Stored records
***
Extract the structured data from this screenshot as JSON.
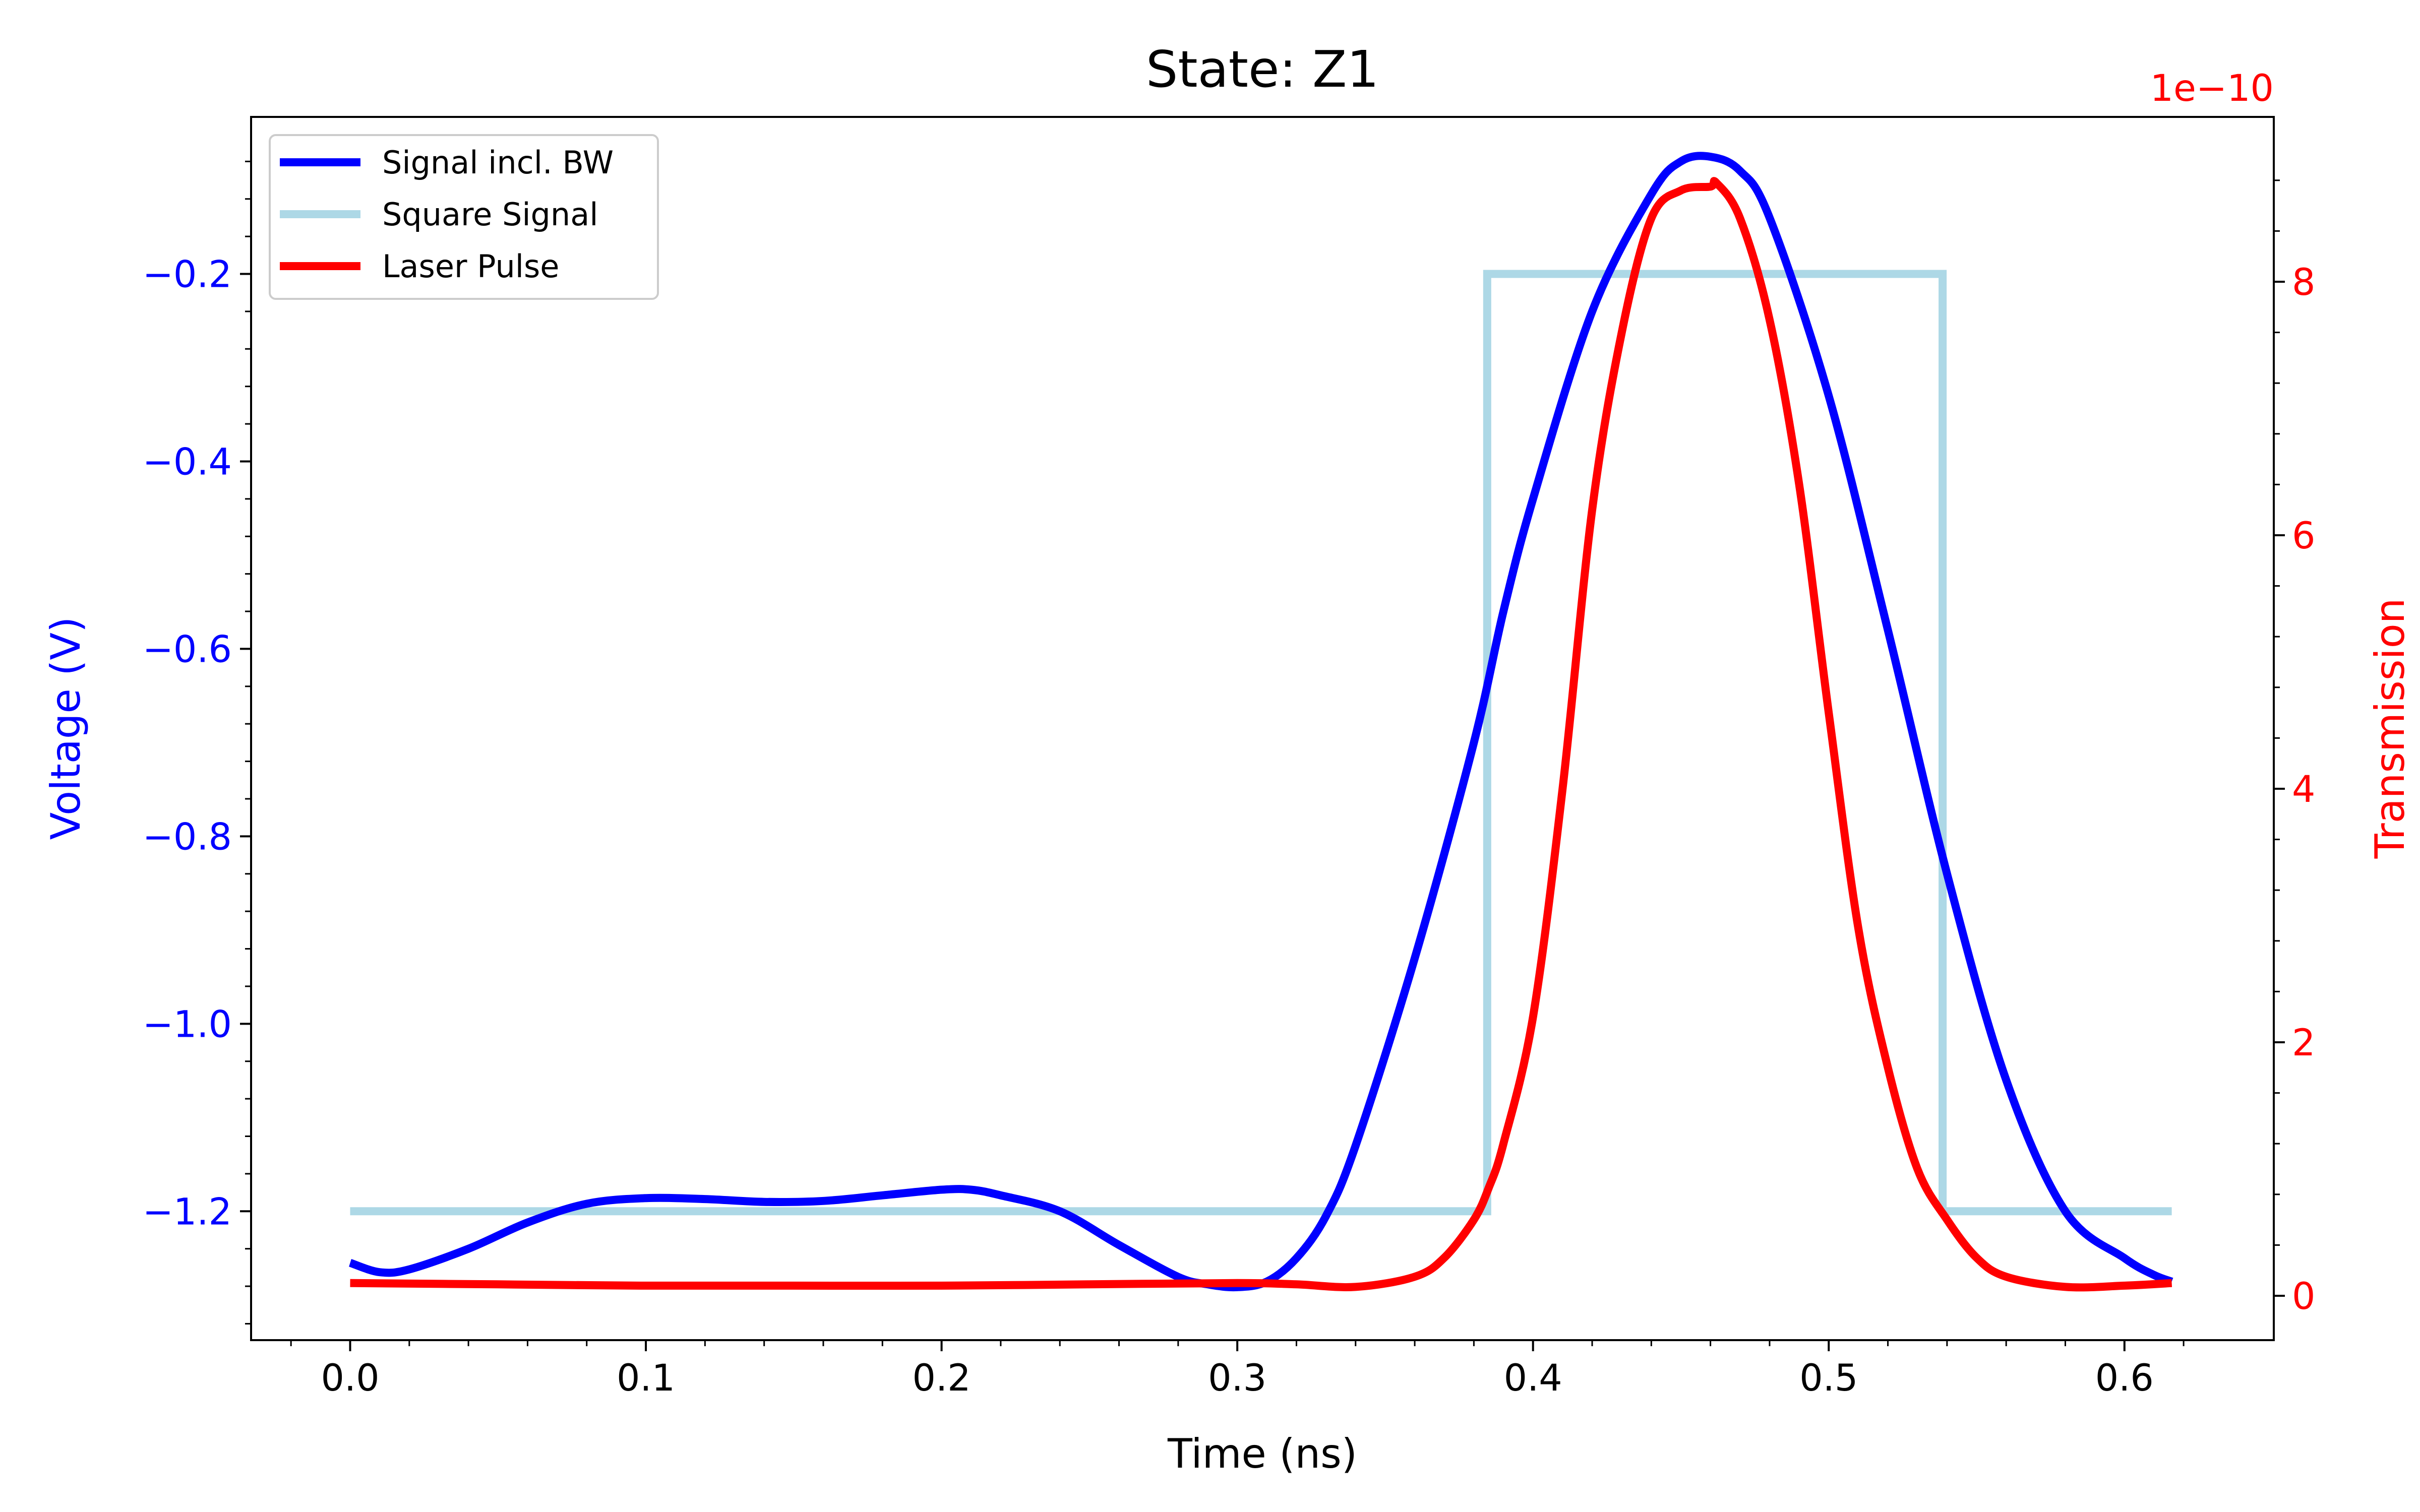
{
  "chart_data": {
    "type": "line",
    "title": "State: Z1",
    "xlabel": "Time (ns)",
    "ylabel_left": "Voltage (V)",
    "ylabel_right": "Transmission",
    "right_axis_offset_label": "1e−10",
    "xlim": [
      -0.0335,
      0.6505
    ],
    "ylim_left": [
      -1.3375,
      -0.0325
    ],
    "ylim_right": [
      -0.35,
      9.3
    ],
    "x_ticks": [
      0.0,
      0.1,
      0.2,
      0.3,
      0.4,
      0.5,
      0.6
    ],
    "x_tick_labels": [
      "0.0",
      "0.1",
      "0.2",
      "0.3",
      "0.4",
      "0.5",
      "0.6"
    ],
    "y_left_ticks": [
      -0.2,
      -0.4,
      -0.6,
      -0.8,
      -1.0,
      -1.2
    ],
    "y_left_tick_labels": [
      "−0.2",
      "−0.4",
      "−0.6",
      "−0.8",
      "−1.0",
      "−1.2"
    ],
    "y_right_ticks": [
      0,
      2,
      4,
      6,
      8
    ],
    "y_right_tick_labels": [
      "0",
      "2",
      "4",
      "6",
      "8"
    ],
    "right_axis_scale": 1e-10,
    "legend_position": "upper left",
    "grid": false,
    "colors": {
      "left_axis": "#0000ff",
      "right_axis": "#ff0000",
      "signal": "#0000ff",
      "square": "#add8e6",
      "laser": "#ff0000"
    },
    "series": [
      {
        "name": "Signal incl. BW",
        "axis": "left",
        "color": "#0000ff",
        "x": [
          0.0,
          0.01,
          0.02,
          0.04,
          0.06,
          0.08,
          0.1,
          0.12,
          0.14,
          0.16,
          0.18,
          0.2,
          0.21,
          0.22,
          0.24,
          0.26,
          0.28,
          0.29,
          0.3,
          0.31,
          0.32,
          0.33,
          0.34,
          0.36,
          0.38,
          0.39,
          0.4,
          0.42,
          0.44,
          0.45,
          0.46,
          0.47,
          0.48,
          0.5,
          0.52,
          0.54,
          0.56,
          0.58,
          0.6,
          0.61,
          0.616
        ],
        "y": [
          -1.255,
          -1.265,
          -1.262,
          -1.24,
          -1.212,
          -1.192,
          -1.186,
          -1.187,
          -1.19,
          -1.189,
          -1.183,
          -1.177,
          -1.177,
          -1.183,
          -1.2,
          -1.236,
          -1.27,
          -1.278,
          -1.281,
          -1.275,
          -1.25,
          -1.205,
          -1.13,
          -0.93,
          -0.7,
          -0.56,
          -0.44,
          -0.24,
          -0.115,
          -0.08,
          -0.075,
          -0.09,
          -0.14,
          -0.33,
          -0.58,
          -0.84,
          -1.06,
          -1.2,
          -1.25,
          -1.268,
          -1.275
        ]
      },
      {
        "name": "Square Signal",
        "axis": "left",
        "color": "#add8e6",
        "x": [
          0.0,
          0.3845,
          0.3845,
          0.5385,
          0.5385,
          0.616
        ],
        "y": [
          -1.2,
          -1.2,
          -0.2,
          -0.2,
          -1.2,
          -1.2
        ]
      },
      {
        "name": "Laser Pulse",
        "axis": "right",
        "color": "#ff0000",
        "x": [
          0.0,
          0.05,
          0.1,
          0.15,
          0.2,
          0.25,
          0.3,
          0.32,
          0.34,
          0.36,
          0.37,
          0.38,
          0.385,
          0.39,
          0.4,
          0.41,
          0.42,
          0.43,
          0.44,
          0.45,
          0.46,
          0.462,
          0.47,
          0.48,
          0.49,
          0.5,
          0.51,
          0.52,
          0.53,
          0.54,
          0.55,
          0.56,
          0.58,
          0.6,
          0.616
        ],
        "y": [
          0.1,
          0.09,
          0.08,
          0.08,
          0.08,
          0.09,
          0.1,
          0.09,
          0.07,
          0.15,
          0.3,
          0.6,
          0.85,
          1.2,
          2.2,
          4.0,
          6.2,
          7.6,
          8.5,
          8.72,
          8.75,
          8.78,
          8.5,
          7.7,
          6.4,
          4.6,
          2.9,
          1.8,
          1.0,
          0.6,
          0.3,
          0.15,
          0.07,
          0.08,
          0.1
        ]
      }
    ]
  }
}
***
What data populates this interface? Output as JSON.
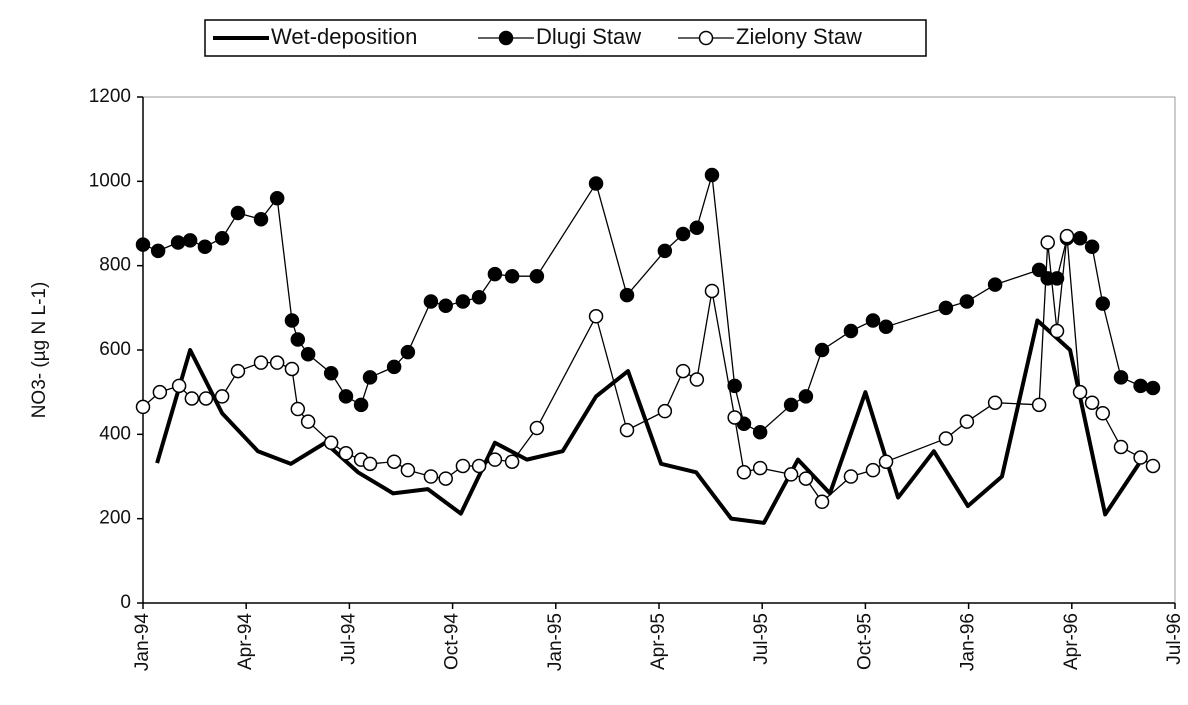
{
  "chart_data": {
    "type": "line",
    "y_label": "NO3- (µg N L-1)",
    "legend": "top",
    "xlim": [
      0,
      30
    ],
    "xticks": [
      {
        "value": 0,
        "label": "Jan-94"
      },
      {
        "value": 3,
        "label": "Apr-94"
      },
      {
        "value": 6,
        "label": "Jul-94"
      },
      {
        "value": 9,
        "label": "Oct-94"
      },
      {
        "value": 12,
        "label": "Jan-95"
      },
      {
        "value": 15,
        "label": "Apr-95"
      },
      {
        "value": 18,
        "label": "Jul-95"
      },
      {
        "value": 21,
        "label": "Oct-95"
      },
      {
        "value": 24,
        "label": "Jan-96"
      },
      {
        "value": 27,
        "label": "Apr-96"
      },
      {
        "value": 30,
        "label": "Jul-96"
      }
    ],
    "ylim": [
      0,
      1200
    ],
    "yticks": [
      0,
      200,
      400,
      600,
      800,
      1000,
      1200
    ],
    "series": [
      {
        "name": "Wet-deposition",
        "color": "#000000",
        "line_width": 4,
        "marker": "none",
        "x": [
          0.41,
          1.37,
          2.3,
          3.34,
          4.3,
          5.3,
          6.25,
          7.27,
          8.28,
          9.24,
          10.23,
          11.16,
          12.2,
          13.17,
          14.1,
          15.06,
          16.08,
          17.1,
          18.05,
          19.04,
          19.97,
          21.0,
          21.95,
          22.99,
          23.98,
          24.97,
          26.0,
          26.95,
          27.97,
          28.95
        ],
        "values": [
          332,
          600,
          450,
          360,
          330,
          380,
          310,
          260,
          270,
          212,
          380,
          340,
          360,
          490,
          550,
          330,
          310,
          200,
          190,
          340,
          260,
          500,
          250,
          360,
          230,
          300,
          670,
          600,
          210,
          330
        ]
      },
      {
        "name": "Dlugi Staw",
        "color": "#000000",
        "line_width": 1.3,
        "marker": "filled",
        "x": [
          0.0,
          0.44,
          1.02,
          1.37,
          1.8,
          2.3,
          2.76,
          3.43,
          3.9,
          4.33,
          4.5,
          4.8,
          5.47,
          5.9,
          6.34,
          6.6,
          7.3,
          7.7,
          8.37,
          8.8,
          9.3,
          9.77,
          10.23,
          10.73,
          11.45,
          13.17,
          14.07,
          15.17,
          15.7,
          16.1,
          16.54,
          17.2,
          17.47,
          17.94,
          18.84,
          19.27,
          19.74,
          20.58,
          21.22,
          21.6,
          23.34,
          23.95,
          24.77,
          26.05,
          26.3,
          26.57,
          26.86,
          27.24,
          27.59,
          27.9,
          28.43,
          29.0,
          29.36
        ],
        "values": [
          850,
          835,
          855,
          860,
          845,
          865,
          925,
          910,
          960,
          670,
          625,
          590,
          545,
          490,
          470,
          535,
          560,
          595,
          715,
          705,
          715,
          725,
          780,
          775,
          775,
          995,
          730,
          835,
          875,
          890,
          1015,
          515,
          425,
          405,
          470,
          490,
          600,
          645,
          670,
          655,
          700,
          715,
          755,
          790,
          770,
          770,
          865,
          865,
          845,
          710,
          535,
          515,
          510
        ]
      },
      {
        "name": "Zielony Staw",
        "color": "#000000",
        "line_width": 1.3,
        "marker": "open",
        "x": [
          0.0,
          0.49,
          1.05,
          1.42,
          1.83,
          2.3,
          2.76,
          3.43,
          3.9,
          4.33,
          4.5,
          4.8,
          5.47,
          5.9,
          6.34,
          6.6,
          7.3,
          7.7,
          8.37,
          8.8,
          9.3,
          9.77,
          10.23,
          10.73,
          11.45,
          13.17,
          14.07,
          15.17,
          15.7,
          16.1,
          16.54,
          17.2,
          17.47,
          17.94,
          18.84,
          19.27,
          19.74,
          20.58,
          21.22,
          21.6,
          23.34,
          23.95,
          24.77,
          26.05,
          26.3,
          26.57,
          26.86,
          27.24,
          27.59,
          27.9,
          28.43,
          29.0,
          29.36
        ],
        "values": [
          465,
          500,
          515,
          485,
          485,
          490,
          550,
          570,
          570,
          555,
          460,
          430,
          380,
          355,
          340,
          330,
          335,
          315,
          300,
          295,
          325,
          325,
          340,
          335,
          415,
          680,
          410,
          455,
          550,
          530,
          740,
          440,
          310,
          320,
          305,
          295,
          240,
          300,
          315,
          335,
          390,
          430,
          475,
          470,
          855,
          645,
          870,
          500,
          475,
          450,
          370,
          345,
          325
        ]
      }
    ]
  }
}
***
## JOB
Count each line of the entries that holds the word "marker", then state the total and nothing more.

## SOLUTION
3